--- begin ---
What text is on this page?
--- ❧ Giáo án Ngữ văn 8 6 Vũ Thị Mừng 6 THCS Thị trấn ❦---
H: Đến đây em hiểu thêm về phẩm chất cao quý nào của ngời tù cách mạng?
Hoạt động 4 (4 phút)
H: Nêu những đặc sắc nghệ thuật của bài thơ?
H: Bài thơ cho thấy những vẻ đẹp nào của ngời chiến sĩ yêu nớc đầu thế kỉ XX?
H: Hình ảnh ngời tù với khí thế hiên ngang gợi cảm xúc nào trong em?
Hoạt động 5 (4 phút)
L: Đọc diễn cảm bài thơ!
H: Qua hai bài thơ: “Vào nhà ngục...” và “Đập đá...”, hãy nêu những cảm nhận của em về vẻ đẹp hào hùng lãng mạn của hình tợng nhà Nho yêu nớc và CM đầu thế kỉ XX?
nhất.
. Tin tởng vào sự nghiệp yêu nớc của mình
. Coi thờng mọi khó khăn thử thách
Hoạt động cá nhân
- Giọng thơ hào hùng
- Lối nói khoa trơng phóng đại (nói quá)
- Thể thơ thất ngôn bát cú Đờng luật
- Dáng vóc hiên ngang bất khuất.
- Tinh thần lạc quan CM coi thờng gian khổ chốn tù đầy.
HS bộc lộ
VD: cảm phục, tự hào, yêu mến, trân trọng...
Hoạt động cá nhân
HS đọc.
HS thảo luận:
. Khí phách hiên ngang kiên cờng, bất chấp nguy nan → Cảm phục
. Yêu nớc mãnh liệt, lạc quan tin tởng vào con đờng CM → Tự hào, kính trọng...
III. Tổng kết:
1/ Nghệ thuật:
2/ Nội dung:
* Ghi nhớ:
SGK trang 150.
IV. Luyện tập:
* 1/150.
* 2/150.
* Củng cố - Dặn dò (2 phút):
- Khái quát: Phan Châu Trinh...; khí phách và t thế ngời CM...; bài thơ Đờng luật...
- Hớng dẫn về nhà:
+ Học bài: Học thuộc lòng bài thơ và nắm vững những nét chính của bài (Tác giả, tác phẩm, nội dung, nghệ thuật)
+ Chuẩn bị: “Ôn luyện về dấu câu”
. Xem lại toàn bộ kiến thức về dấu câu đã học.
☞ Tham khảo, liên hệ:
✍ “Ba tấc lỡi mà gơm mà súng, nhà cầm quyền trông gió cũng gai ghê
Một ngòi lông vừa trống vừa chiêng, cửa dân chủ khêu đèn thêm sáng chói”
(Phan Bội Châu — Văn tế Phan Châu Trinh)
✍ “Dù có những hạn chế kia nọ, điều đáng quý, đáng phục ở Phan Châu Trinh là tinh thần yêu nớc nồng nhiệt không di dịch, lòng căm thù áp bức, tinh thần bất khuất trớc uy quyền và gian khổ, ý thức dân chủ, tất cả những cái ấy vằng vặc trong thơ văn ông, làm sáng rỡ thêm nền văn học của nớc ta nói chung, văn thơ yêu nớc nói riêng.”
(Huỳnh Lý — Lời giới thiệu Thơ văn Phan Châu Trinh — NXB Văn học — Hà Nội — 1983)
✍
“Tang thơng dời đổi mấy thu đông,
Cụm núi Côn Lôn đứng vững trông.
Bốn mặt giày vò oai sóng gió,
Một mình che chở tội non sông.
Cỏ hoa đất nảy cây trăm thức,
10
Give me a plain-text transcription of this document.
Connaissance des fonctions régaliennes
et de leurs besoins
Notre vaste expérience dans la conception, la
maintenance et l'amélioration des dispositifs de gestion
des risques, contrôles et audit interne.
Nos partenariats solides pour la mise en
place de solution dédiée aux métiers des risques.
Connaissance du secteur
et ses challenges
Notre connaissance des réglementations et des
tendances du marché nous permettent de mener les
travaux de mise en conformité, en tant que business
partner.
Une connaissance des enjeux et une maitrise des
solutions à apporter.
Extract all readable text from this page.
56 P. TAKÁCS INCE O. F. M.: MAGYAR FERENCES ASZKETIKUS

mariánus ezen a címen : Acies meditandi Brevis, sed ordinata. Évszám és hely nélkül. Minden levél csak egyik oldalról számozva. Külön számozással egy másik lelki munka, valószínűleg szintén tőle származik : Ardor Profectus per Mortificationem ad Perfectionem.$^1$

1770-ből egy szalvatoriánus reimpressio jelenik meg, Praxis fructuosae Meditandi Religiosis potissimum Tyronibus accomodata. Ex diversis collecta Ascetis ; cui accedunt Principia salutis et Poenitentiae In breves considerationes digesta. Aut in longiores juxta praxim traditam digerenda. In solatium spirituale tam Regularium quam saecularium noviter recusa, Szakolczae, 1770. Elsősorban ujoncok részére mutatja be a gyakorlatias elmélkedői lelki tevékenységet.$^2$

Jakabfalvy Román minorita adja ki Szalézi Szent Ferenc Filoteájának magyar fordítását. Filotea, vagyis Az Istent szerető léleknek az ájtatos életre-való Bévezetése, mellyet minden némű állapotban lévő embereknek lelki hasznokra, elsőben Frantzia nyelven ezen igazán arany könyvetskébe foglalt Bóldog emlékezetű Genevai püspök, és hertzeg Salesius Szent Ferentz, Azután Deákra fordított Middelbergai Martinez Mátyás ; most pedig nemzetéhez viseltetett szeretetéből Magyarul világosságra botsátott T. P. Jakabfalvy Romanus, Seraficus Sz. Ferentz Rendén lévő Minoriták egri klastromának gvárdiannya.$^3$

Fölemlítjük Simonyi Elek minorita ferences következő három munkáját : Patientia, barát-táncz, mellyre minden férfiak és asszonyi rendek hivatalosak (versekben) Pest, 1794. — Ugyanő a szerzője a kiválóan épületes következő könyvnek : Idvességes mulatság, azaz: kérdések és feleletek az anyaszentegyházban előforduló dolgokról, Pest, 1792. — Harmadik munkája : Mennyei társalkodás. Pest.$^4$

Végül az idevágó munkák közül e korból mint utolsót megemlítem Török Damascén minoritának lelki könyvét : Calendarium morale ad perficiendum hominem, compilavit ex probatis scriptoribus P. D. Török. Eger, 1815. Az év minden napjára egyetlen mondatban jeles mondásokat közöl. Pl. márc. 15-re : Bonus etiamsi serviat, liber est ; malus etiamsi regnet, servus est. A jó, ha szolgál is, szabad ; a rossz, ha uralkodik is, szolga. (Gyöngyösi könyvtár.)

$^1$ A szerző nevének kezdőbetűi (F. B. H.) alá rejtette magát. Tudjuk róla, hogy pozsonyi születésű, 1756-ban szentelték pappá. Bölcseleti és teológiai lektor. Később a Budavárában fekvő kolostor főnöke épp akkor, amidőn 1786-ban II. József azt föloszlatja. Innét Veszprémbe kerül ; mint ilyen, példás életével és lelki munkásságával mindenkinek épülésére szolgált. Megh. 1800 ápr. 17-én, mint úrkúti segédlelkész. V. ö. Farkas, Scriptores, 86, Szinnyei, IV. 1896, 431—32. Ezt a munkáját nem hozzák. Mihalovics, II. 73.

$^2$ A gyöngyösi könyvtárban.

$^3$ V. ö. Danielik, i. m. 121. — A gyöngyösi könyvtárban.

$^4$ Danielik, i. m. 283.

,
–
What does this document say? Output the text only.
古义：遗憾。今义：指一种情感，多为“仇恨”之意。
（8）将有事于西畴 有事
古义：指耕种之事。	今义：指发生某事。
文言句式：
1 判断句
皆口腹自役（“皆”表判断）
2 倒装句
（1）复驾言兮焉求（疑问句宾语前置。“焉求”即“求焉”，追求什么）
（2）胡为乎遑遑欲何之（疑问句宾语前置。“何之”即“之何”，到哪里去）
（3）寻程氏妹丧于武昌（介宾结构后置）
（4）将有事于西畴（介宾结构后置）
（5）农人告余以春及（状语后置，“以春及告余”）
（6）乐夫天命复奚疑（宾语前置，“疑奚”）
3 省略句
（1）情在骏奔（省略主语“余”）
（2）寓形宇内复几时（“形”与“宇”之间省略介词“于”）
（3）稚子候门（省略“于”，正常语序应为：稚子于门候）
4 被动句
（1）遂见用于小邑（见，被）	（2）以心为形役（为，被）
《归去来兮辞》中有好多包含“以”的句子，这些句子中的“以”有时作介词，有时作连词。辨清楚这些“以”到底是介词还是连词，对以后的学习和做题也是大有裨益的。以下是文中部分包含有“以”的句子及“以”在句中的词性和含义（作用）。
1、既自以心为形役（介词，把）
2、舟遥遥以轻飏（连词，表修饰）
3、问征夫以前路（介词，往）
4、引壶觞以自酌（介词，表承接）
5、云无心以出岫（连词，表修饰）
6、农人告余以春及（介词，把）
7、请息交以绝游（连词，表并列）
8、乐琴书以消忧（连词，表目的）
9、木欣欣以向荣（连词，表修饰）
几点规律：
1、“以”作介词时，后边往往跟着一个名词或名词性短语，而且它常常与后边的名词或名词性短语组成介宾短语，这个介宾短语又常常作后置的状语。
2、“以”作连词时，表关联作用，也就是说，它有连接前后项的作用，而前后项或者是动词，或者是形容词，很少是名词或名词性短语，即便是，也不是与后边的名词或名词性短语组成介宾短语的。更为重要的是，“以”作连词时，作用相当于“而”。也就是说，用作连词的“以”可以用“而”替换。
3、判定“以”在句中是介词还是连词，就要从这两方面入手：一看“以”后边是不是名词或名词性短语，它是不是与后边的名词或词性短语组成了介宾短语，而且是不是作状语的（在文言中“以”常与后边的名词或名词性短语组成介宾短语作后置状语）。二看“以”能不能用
--- end ---
| Task to complete |
Lines of the material that contain the word "mise" are to be gathered.

| The reply |
Nos partenariats solides pour la mise en
travaux de mise en conformité, en tant que business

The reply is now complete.